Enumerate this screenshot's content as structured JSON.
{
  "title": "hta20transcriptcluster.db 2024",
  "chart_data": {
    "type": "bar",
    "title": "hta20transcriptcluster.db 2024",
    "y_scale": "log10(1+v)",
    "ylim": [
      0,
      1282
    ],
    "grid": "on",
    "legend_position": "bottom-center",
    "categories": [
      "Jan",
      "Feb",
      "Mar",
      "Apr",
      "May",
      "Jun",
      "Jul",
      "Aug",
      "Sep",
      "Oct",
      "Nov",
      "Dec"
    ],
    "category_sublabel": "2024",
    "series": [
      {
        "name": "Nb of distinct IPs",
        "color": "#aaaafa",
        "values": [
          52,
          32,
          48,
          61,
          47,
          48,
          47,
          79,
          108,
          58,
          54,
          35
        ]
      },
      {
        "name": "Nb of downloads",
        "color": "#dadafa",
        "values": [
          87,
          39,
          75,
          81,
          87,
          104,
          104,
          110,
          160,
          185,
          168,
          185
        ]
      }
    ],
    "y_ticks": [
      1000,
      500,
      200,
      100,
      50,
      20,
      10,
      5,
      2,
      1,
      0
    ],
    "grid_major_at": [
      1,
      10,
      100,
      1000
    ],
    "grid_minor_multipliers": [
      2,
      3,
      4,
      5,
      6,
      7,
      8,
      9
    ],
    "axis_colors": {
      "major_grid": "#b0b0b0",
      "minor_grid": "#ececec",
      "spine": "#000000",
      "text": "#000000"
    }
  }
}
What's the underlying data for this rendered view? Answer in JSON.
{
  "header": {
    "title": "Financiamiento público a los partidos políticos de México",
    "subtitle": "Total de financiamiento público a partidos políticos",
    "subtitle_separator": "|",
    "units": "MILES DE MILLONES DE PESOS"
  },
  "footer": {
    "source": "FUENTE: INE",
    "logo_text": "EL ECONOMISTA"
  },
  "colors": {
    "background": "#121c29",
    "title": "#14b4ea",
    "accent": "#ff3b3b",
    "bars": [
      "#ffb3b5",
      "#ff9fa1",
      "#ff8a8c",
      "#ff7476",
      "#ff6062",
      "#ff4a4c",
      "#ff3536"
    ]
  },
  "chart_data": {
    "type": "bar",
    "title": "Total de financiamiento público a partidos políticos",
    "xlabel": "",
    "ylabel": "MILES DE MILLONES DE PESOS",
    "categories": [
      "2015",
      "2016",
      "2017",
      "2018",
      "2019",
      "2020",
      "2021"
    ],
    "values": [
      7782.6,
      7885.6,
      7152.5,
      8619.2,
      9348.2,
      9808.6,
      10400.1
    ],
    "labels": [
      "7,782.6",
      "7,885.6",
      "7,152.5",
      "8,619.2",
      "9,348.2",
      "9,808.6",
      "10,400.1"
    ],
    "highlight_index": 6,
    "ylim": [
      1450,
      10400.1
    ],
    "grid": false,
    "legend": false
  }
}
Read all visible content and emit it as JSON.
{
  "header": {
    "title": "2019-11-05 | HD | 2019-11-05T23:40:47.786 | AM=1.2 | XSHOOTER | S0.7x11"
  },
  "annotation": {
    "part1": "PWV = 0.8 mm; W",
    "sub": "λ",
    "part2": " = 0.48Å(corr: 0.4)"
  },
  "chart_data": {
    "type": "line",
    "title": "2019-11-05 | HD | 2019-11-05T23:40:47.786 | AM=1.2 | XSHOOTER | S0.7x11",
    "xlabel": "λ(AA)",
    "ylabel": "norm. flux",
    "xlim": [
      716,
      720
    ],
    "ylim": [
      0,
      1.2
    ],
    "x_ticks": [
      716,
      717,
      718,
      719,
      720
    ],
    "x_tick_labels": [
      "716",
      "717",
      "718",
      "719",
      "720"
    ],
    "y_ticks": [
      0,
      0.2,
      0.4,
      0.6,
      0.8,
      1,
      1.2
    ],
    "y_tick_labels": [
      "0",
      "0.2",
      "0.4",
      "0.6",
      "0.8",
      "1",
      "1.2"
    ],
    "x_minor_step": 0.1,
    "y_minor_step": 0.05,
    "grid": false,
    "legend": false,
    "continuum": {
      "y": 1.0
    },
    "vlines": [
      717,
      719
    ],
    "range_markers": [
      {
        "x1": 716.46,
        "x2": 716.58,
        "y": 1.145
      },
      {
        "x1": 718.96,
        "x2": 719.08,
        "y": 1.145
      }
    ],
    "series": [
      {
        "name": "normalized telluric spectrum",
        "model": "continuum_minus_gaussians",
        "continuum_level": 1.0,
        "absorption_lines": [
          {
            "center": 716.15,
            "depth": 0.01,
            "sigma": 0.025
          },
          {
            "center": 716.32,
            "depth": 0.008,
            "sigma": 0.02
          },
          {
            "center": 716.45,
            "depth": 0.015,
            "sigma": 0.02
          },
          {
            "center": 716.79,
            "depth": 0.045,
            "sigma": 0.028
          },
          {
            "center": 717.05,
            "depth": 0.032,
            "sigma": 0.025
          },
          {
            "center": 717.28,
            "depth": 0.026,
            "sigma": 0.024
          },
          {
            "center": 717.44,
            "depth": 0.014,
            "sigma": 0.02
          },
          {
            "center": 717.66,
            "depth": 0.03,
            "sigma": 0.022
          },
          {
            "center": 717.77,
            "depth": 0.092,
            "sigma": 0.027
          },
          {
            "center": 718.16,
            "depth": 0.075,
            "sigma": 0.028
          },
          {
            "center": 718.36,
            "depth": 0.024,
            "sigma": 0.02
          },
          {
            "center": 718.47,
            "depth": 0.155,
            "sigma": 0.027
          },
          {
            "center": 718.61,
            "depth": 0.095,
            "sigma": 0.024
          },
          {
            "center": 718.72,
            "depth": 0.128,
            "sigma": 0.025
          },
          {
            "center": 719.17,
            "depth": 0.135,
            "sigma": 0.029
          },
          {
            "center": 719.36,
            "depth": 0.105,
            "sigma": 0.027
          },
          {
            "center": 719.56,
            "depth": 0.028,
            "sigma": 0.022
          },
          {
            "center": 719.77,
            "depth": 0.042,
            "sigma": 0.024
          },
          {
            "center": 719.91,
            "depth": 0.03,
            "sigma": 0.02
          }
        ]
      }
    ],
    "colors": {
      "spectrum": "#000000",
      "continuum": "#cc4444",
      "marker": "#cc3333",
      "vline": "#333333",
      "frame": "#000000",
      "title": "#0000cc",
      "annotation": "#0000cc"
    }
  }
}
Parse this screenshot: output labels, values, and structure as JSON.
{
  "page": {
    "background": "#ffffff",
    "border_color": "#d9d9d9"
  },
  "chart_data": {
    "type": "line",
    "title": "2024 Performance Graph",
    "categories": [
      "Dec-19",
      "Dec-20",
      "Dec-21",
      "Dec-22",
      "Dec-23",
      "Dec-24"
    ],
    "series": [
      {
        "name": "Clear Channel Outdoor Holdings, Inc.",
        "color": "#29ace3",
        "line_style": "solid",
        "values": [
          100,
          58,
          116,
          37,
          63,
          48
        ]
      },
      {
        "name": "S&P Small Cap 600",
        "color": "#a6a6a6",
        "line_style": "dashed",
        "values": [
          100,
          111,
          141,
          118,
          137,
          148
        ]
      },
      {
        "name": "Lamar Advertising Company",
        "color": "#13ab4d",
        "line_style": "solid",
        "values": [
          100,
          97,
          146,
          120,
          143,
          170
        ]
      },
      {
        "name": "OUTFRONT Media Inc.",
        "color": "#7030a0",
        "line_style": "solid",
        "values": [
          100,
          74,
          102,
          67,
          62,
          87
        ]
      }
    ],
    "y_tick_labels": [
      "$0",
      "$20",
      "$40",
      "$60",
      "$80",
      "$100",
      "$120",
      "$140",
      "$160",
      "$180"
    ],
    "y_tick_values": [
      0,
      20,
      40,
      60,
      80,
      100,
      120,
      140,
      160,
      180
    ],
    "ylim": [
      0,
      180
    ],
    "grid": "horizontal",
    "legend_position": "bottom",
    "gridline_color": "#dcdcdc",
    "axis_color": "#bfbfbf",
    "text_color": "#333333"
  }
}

:::

State the number of lines in these entries that include the string "this". Provide nothing beyond that number.

3